Task directions: Show, in full, each line of the data that contains "WARNING".

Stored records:

******************************

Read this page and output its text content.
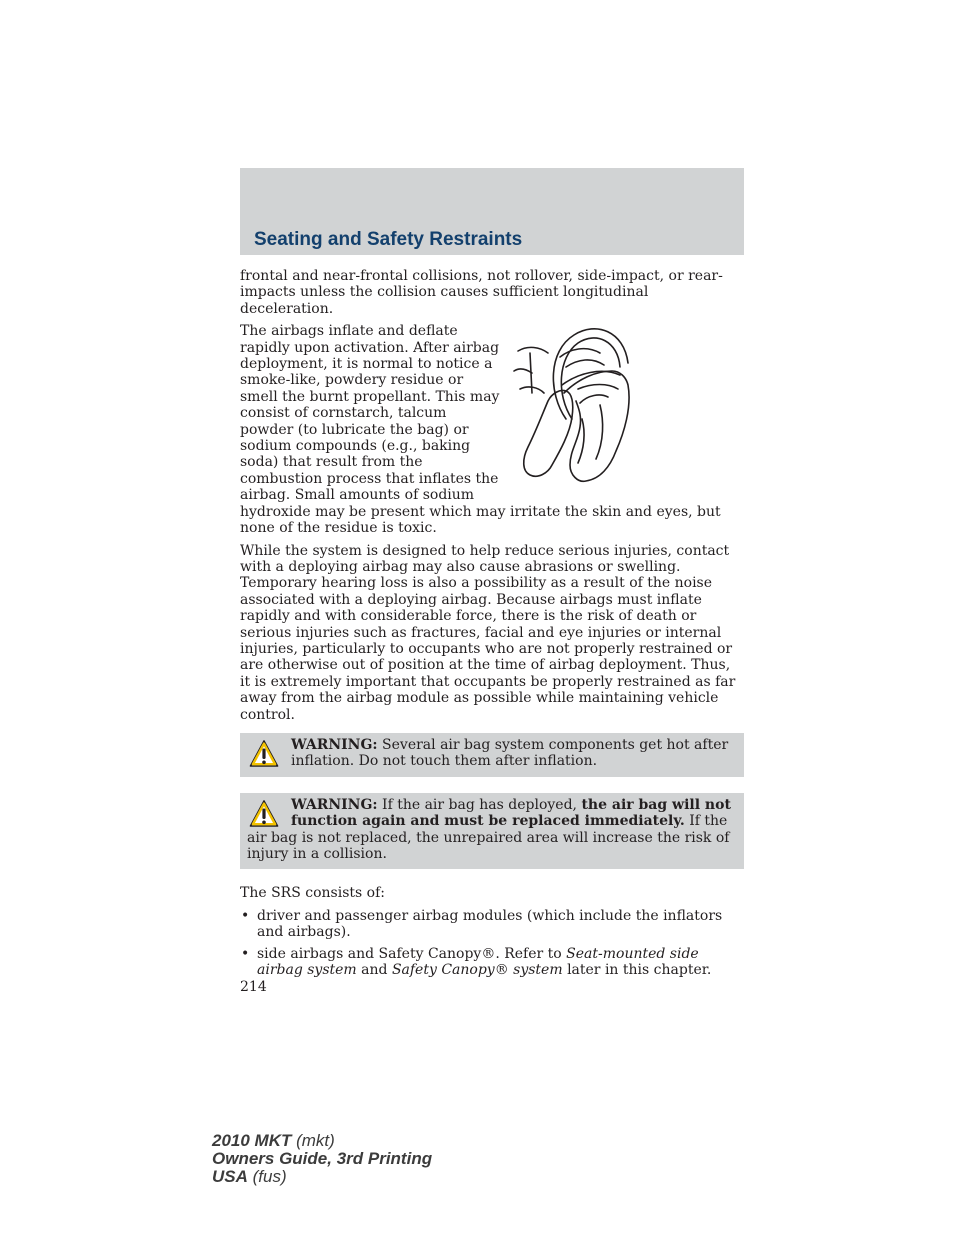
Seating and Safety Restraints

frontal and near-frontal collisions, not rollover, side-impact, or rear-impacts unless the collision causes sufficient longitudinal deceleration.

The airbags inflate and deflate rapidly upon activation. After airbag deployment, it is normal to notice a smoke-like, powdery residue or smell the burnt propellant. This may consist of cornstarch, talcum powder (to lubricate the bag) or sodium compounds (e.g., baking soda) that result from the combustion process that inflates the airbag. Small amounts of sodium hydroxide may be present which may irritate the skin and eyes, but none of the residue is toxic.

While the system is designed to help reduce serious injuries, contact with a deploying airbag may also cause abrasions or swelling. Temporary hearing loss is also a possibility as a result of the noise associated with a deploying airbag. Because airbags must inflate rapidly and with considerable force, there is the risk of death or serious injuries such as fractures, facial and eye injuries or internal injuries, particularly to occupants who are not properly restrained or are otherwise out of position at the time of airbag deployment. Thus, it is extremely important that occupants be properly restrained as far away from the airbag module as possible while maintaining vehicle control.

WARNING: Several air bag system components get hot after inflation. Do not touch them after inflation.
WARNING: If the air bag has deployed, the air bag will not function again and must be replaced immediately. If the air bag is not replaced, the unrepaired area will increase the risk of injury in a collision.

The SRS consists of:

• driver and passenger airbag modules (which include the inflators and airbags).
• side airbags and Safety Canopy®. Refer to Seat-mounted side airbag system and Safety Canopy® system later in this chapter.
214
2010 MKT (mkt)
Owners Guide, 3rd Printing
USA (fus)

******************************

Task output:
WARNING: Several air bag system components get hot after inflation. Do not touch them after inflation.
WARNING: If the air bag has deployed, the air bag will not function again and must be replaced immediately. If the air bag is not replaced, the unrepaired area will increase the risk of injury in a collision.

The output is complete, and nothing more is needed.